Pick out each line in the listing below that contains the word "header", and copy those lines.

═══ DATASET ENTRIES ═══

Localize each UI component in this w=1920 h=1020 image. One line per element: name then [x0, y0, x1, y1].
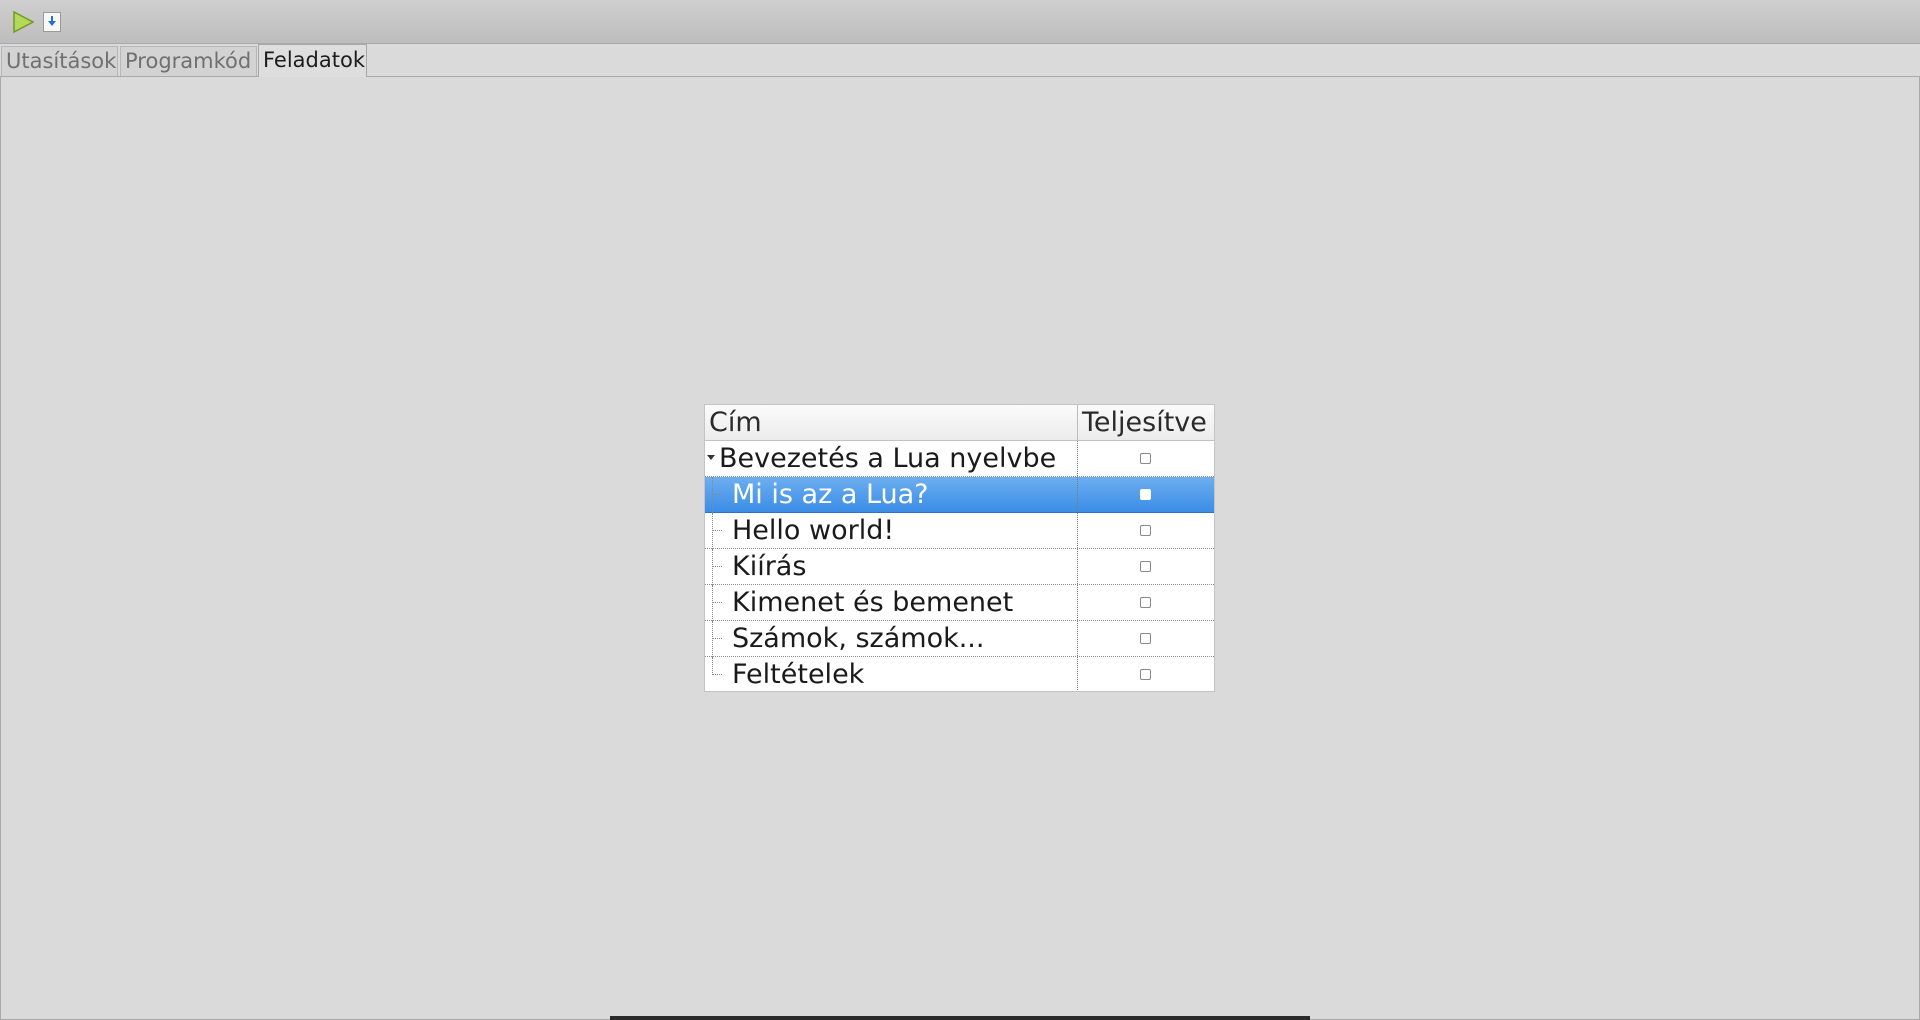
download-button[interactable] [43, 12, 61, 32]
resize-handle[interactable] [610, 1016, 1310, 1020]
cell-done [1078, 621, 1214, 656]
column-header-title[interactable]: Cím [705, 405, 1078, 440]
tab-bar: Utasítások Programkód Feladatok [0, 44, 1920, 77]
tree-connector [712, 549, 713, 585]
task-tree-table: Cím Teljesítve Bevezetés a Lua nyelvbe M… [704, 404, 1215, 692]
play-icon [13, 10, 35, 34]
cell-done [1078, 477, 1214, 512]
tree-row-child[interactable]: Számok, számok... [705, 621, 1214, 657]
tree-connector [712, 621, 713, 657]
row-title: Hello world! [732, 515, 895, 546]
cell-title: Számok, számok... [705, 621, 1078, 657]
cell-title: Kimenet és bemenet [705, 585, 1078, 621]
cell-done [1078, 513, 1214, 548]
done-checkbox[interactable] [1140, 525, 1151, 536]
tab-programkod[interactable]: Programkód [120, 46, 257, 76]
tree-connector [712, 566, 722, 567]
tree-connector [712, 530, 722, 531]
done-checkbox[interactable] [1140, 453, 1151, 464]
toolbar [0, 0, 1920, 44]
tree-connector [712, 513, 713, 549]
tree-connector [712, 657, 713, 675]
cell-done [1078, 441, 1214, 476]
cell-title: Bevezetés a Lua nyelvbe [705, 441, 1078, 476]
cell-done [1078, 549, 1214, 584]
done-checkbox[interactable] [1140, 669, 1151, 680]
done-checkbox[interactable] [1140, 597, 1151, 608]
cell-title: Mi is az a Lua? [705, 477, 1078, 513]
cell-title: Feltételek [705, 657, 1078, 691]
tree-row-child[interactable]: Feltételek [705, 657, 1214, 691]
done-checkbox[interactable] [1140, 561, 1151, 572]
tree-row-child[interactable]: Kiírás [705, 549, 1214, 585]
tree-connector [712, 674, 722, 675]
tree-connector [712, 494, 722, 495]
done-checkbox[interactable] [1140, 489, 1151, 500]
tree-row-child[interactable]: Mi is az a Lua? [705, 477, 1214, 513]
row-title: Mi is az a Lua? [732, 479, 929, 510]
download-arrow-icon [48, 16, 56, 26]
cell-title: Kiírás [705, 549, 1078, 585]
tab-feladatok[interactable]: Feladatok [258, 44, 367, 77]
tree-connector [712, 602, 722, 603]
row-title: Kimenet és bemenet [732, 587, 1014, 618]
tree-row-parent[interactable]: Bevezetés a Lua nyelvbe [705, 441, 1214, 477]
expand-arrow-icon[interactable] [707, 455, 715, 460]
column-header-done[interactable]: Teljesítve [1078, 405, 1214, 440]
tree-row-child[interactable]: Kimenet és bemenet [705, 585, 1214, 621]
row-title: Számok, számok... [732, 623, 985, 654]
tree-connector [712, 638, 722, 639]
cell-done [1078, 585, 1214, 620]
row-title: Bevezetés a Lua nyelvbe [719, 443, 1057, 474]
done-checkbox[interactable] [1140, 633, 1151, 644]
row-title: Feltételek [732, 659, 865, 690]
run-button[interactable] [10, 9, 36, 35]
cell-done [1078, 657, 1214, 691]
tree-connector [712, 477, 713, 513]
row-title: Kiírás [732, 551, 807, 582]
table-header: Cím Teljesítve [705, 405, 1214, 441]
cell-title: Hello world! [705, 513, 1078, 549]
tree-connector [712, 585, 713, 621]
tab-utasitasok[interactable]: Utasítások [1, 46, 118, 76]
tree-row-child[interactable]: Hello world! [705, 513, 1214, 549]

═══

**RESPONSE TO THIS TASK**
column-header-title[interactable]: Cím [705, 405, 1078, 440]
column-header-done[interactable]: Teljesítve [1078, 405, 1214, 440]
table-header: Cím Teljesítve [705, 405, 1214, 441]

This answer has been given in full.